Pull out from the material below all lines with "应急管理部消防产品合格评定中心".

— begin Input for this task —

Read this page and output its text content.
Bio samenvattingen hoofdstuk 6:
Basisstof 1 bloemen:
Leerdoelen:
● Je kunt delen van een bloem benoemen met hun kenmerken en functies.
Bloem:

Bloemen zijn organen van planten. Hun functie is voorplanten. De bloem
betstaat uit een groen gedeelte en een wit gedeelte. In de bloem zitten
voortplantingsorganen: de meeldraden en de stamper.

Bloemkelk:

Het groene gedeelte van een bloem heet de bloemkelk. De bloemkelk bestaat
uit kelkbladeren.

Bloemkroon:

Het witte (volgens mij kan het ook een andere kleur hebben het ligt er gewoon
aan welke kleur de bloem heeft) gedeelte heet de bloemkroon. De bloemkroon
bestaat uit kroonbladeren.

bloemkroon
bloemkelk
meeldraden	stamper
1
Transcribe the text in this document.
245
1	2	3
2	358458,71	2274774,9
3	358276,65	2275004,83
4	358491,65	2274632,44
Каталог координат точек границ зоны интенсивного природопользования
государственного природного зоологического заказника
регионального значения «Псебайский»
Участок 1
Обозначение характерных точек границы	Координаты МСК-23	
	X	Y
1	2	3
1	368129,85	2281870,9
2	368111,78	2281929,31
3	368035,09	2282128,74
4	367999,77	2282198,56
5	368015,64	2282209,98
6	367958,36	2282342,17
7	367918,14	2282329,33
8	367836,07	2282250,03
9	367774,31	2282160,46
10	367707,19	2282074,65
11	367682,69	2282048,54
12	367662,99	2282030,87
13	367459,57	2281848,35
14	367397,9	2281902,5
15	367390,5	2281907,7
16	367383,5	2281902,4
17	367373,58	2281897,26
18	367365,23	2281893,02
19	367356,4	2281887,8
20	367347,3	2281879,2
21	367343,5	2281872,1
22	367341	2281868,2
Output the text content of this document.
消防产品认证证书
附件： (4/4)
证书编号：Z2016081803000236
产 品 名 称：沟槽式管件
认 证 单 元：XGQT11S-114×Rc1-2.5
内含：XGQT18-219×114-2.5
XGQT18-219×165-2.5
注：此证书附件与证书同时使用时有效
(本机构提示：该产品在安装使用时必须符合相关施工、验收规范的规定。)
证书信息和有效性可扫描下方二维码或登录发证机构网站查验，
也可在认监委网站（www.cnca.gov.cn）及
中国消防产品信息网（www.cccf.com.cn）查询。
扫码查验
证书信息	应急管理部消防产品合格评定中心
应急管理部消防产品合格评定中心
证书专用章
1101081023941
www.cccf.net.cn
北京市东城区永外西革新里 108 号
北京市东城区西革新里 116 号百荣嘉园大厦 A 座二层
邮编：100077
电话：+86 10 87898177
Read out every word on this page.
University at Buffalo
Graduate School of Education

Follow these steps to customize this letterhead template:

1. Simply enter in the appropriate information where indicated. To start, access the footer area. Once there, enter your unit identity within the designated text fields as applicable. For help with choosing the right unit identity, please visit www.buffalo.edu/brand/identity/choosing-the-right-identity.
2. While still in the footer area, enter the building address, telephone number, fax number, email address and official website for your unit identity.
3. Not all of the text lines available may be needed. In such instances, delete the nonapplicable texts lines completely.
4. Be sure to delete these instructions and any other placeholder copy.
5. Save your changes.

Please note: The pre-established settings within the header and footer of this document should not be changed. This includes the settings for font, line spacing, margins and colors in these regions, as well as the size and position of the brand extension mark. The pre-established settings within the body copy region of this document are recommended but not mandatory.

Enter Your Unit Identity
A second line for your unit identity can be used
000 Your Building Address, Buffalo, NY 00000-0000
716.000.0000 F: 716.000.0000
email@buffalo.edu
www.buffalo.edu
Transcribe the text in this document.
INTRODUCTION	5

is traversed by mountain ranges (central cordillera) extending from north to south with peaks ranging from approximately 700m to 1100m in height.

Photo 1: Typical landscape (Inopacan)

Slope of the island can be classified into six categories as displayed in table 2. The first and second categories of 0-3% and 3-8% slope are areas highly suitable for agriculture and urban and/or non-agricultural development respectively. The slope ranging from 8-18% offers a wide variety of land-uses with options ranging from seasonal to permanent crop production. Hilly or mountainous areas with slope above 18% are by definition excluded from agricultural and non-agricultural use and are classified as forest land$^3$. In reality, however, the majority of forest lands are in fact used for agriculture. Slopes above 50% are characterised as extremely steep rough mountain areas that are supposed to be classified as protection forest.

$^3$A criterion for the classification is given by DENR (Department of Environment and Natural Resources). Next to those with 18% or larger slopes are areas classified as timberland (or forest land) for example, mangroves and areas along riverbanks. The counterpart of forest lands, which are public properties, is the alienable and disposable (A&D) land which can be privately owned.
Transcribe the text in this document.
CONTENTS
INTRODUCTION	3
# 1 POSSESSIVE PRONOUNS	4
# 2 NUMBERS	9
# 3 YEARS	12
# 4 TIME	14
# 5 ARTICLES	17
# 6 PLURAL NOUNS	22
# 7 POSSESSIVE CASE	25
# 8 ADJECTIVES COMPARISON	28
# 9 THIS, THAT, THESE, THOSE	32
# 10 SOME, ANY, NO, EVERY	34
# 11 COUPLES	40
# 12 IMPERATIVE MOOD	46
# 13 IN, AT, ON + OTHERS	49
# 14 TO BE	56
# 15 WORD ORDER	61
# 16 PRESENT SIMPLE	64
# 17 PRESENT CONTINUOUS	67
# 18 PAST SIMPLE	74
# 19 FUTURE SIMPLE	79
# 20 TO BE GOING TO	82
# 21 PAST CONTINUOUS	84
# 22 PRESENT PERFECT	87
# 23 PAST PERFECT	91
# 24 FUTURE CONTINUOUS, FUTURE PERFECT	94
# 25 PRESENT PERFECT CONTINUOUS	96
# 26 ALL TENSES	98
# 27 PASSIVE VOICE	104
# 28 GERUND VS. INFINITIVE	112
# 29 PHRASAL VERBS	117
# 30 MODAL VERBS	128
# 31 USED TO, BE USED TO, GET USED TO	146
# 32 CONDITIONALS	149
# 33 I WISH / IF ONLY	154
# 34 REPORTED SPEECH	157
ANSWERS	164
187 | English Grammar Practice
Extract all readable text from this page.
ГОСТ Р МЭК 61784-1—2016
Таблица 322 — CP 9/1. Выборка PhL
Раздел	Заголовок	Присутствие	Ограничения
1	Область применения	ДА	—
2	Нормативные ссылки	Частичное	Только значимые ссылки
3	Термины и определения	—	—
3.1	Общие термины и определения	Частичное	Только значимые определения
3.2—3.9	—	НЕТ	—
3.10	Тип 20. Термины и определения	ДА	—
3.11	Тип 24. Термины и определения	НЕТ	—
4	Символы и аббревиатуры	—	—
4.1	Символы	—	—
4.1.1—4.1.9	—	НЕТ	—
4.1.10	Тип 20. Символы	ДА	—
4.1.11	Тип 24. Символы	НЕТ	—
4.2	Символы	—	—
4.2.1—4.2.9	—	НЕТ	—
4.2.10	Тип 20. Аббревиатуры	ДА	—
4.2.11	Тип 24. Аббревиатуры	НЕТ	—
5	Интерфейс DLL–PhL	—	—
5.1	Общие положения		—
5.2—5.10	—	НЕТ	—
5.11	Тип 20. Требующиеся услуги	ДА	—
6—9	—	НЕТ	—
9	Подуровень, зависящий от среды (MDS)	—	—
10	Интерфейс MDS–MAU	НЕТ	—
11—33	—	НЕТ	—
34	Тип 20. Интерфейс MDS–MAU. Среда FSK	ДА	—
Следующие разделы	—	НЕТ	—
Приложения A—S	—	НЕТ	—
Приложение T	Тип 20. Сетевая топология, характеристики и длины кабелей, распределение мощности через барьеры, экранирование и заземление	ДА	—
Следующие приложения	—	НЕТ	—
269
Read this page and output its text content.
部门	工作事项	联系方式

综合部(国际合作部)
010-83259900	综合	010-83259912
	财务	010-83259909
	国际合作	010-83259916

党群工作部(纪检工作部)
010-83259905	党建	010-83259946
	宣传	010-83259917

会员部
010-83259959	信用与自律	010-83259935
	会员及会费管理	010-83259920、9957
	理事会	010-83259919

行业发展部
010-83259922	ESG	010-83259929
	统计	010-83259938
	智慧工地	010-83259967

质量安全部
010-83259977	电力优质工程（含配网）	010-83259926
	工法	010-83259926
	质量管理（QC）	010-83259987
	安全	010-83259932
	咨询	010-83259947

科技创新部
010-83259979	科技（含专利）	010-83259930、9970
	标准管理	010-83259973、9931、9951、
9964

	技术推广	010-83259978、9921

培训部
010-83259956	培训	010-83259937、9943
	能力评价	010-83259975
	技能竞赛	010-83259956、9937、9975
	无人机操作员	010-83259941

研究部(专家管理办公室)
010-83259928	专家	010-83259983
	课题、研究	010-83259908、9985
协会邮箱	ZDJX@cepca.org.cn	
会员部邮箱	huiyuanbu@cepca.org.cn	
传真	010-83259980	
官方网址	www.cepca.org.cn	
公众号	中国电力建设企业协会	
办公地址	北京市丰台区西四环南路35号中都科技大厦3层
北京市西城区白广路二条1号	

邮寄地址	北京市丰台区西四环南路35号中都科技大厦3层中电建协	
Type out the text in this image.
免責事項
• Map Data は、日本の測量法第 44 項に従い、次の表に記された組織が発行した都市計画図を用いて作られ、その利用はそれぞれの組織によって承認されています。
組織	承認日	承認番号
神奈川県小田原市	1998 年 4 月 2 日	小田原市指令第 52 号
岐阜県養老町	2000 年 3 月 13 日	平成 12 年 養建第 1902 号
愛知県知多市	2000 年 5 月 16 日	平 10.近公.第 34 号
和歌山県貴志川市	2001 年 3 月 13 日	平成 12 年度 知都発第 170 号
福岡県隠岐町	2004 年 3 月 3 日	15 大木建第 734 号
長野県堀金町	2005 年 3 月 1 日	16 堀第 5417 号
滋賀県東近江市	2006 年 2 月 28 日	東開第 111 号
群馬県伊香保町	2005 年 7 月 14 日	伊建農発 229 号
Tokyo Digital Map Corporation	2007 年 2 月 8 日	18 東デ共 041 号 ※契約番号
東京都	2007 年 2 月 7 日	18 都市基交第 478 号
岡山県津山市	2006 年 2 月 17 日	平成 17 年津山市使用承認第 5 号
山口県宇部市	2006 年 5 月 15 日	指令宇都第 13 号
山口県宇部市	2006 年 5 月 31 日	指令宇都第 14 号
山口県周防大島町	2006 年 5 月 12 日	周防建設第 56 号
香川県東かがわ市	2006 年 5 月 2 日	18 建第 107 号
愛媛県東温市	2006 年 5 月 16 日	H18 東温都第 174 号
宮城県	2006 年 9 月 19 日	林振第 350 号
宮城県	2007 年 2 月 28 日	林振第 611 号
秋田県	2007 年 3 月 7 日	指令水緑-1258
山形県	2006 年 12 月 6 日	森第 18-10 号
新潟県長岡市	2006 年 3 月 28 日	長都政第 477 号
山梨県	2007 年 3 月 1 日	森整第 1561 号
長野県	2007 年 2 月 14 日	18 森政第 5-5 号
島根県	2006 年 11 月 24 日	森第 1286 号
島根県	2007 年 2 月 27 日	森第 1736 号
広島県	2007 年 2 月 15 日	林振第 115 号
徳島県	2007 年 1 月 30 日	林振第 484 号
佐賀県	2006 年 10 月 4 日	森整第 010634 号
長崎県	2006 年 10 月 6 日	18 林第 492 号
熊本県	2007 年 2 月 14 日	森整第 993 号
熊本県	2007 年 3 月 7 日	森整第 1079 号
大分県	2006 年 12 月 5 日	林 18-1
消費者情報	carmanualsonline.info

— end Input for this task —

__Answer to this exercise__:
证书信息	应急管理部消防产品合格评定中心
应急管理部消防产品合格评定中心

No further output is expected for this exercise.